**SOURCE DOCUMENT**
From the Keystone State to the Bay State: Anna Huidekoper Clarke

by Susan Martin, Senior Processing Archivist

I told you a few weeks ago about Sarah Freeman Clarke, whose papers form part of the newly processed Perry-Clarke additions. I’d like to continue now with my series of deep dives into this collection by introducing you to Anna Huidekoper Clarke.

Black and white photograph of a painting in an oval frame depicting a young white woman looking to the side. The woman has brown hair pulled back into a braided bun.
Anna Huidekoper Clarke, from Harm Jan Huidekoper (1904)

Anna was born on 5 November 1814 in Meadville, Pennsylvania. Her father, Harm Jan Huidekoper, was a Dutch immigrant and wealthy landowner, in fact one of the largest landowners in the United States. Harm and his wife, Rebecca Colhoon Huidekoper, had seven children. Sadly, the first two died young, but the rest lived to adulthood: Alfred, Edgar, Anna, Frederic, and Elizabeth.

It would be difficult to talk about the Huidekopers without talking about Meadville, a town with which the family is inextricably linked. Meadville is located in western Pennsylvania, only about 20 miles from the Ohio border. Harm first visited Meadville in 1802, just 14 years after white settlers had established the town. In his autobiography, he described it as “a small village, containing 25 or 30 houses, chiefly log ones, and a population of about 150 inhabitants.”

Despite this uninspiring description, Harm decided to settle in Meadville and built a large house, Pomona Hall, at 1119 Water Street. (This site is now the location of Holland Towers Apartments.) The Huidekoper home became, by all accounts, a center of the social and cultural life of Meadville and, according to some sources, even a stop on the Underground Railroad. It was here that Anna was born and raised.

Importantly, during the 1800s, the town of Meadville also became “an important outpost of Unitarianism” (Harm Jan Huidekoper, p. 317). Harm, a convert to Unitarianism, and his son Frederic, a Unitarian minister, founded a seminary called Meadville Theological School in 1844.

Black and white photograph of two buildings, a three-story building on the right and a smaller two-story one on the left. In front of the buildings is a large lawn and three trees.
Meadville Theological School, from Harm Jan Huidekoper (1904)

Most of the Huidekopers were intimately involved with the operations of the school for many years: Harm was co-founder, financier, and first board president; Alfred was first secretary and trustee; Edgar was treasurer and superintendent of Divinity Hall; and Frederic was co-founder, professor, librarian, and treasurer. Not to be outdone, Elizabeth Gertrude Huidekoper, the youngest of the siblings, picked up the mantle: she was the first woman to serve as a trustee, presided as board president for 17 years, donated real estate and library books to the school, and even provided financial assistance to individual students. She was known by some as “the mother of Meadville.”

**TASKS TO COMPLETE**
a – Reproduce the passage of the article on Anna Huidekoper Clarke from "by Susan Martin, Senior" up to and including "Clarke, from Harm Jan Huidekoper (1904)".
b – According to the article on Anna Huidekoper Clarke, who was the first woman to serve as a trustee of Meadville Theological School?
c – Pick up the article on Anna Huidekoper Clarke after its last sentence and carry it on.

**DATASET RECORDS**
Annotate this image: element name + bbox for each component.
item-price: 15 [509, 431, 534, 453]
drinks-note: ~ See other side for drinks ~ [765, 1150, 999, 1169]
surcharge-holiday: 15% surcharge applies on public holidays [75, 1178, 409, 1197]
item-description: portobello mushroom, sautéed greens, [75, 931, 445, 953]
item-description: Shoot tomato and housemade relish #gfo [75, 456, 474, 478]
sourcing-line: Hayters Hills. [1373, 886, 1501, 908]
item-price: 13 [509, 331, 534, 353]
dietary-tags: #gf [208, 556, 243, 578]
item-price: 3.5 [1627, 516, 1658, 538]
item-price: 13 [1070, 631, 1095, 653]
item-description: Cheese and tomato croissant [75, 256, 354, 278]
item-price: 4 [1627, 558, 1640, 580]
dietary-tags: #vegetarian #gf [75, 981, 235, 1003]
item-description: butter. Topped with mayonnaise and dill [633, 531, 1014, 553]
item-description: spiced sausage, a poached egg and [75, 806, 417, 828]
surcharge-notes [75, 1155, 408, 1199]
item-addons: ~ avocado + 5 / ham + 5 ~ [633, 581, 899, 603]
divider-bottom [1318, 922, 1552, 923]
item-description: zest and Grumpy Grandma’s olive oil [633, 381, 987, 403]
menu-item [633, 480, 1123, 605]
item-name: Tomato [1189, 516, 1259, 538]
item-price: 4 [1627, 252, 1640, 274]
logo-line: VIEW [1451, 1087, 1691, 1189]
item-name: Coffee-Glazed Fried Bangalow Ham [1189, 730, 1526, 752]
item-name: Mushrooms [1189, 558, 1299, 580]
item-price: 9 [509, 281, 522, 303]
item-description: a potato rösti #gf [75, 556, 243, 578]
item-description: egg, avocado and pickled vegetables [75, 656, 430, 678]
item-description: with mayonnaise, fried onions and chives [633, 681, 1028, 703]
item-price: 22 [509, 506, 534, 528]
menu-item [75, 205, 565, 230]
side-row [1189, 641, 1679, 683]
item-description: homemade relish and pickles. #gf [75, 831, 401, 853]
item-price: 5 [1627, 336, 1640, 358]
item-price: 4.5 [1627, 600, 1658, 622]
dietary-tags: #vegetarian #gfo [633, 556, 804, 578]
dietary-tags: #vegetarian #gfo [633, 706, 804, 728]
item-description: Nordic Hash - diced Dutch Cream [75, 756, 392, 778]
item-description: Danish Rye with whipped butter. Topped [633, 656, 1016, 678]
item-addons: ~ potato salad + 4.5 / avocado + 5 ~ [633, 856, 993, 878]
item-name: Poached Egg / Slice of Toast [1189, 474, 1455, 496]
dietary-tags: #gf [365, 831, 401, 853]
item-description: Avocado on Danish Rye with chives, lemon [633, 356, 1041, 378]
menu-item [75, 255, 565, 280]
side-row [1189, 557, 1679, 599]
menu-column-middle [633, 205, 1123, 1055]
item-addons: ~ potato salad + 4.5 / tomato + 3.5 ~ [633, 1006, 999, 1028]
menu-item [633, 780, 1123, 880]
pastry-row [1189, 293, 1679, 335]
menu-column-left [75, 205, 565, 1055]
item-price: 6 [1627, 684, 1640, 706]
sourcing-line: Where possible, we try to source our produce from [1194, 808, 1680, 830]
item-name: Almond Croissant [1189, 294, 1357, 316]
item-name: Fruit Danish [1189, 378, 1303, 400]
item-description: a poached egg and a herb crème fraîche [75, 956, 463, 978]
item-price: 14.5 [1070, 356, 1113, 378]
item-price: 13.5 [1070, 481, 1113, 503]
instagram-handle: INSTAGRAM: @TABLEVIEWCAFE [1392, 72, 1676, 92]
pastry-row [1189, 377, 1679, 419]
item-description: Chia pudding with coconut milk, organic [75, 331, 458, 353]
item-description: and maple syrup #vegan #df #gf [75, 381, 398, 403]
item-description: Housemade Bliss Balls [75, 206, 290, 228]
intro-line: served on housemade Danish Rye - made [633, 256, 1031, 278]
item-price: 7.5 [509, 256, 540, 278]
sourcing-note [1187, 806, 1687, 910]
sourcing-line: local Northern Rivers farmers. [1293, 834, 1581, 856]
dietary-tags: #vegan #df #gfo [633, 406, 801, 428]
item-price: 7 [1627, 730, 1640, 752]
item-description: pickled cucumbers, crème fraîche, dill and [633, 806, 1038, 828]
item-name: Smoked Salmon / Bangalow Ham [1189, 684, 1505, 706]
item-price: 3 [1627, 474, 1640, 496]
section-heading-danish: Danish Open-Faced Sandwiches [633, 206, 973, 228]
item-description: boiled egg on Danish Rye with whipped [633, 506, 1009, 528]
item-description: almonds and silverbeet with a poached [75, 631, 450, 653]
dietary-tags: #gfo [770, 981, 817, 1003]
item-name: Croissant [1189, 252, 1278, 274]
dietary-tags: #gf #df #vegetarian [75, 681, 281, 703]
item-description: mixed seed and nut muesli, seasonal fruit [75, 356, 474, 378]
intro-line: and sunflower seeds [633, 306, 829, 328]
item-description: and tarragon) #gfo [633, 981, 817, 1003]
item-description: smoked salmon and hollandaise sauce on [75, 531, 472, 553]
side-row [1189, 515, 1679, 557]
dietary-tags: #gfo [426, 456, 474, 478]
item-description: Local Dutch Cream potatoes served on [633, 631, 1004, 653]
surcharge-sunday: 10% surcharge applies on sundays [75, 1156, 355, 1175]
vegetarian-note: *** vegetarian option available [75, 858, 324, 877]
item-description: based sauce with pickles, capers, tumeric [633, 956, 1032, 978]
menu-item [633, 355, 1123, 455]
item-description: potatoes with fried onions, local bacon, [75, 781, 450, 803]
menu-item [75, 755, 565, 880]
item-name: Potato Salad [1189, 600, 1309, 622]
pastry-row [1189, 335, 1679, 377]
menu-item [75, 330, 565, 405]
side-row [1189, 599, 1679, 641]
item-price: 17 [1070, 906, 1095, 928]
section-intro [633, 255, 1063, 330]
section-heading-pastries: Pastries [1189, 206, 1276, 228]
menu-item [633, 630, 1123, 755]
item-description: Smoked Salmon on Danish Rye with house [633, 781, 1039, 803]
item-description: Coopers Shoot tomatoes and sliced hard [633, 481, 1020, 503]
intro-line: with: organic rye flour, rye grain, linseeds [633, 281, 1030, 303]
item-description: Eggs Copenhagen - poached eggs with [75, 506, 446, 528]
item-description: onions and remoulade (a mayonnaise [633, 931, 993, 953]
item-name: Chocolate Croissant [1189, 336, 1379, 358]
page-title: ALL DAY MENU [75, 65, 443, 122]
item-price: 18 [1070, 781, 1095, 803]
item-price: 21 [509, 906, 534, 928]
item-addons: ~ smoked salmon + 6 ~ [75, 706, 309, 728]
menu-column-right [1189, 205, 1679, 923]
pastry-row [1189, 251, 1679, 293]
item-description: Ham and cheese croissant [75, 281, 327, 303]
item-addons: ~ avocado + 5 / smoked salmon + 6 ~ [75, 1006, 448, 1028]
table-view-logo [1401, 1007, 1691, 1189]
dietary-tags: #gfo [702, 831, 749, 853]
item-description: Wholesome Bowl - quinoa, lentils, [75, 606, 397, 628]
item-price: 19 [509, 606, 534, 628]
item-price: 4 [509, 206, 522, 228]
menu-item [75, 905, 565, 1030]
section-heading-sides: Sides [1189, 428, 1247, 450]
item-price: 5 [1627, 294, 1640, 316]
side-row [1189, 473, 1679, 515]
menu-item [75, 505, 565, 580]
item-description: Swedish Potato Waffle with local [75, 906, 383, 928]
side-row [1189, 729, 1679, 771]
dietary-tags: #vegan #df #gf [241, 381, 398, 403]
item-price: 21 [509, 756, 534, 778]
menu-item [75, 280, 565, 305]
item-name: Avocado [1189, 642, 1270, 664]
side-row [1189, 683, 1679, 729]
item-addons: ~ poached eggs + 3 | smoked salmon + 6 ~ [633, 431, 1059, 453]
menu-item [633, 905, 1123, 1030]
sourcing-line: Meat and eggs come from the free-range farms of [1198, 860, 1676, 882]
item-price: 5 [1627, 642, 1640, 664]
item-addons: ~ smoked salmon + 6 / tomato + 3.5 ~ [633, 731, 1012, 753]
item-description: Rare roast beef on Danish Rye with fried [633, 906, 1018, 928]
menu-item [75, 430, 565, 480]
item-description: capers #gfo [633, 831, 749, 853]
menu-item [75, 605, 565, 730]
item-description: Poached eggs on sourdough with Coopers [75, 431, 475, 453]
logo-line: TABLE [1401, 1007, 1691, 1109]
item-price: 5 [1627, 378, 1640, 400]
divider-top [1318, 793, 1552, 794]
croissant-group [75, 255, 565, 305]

**ANSWERS FOR EACH ITEM**
a –
by Susan Martin, Senior Processing Archivist

I told you a few weeks ago about Sarah Freeman Clarke, whose papers form part of the newly processed Perry-Clarke additions. I’d like to continue now with my series of deep dives into this collection by introducing you to Anna Huidekoper Clarke.

Black and white photograph of a painting in an oval frame depicting a young white woman looking to the side. The woman has brown hair pulled back into a braided bun.
Anna Huidekoper Clarke, from Harm Jan Huidekoper (1904)

b – Elizabeth Gertrude Huidekoper, the youngest of the Huidekoper siblings, was the first woman to serve as a trustee.

c –
After 180 years, the seminary is still in existence, as part of the Meadville Lombard Theological School in Chicago.

Anna was the only one of her siblings to leave Meadville. On 15 August 1839, she married Unitarian minister James Freeman Clarke, and the couple eventually settled in Boston. They had four children: Herman Huidekoper Clarke, Lilian Freeman Clarke, Eliot Channing Clarke, and Cora Huidekoper Clarke. Anna was very active in her community, serving as treasurer of the Church of the Disciples branch of the American Unitarian Association Women’s Auxiliary Conference, vice president of the South End Industrial School, and member of the board of directors of the New England Hospital.

Anna and James’s marriage was evidently a happy one; their voluminous and loving correspondence in the Perry-Clarke additions testifies to that. The collection also contains letters to Anna from a number of close friends, including many from her teenage years discussing fashion and local gossip, as well as correspondence of most of the Huidekopers I’ve mentioned.

Anna’s life, of course, had its tragedies. She lost her son Herman to scarlet fever when he was just eight or nine years old. Her papers in the collection include a few pages of anecdotes about Herman, of the “kids say the darnedest things” variety. Anna also recorded the reactions of her other children to their brother’s death. For example, Lilian said, “Mother, I wish I would waken up some morning & find it all a dream.” And Eliot asked, “Is there no way to make Herman come back again?”

Anna died in Boston on 2 April 1897.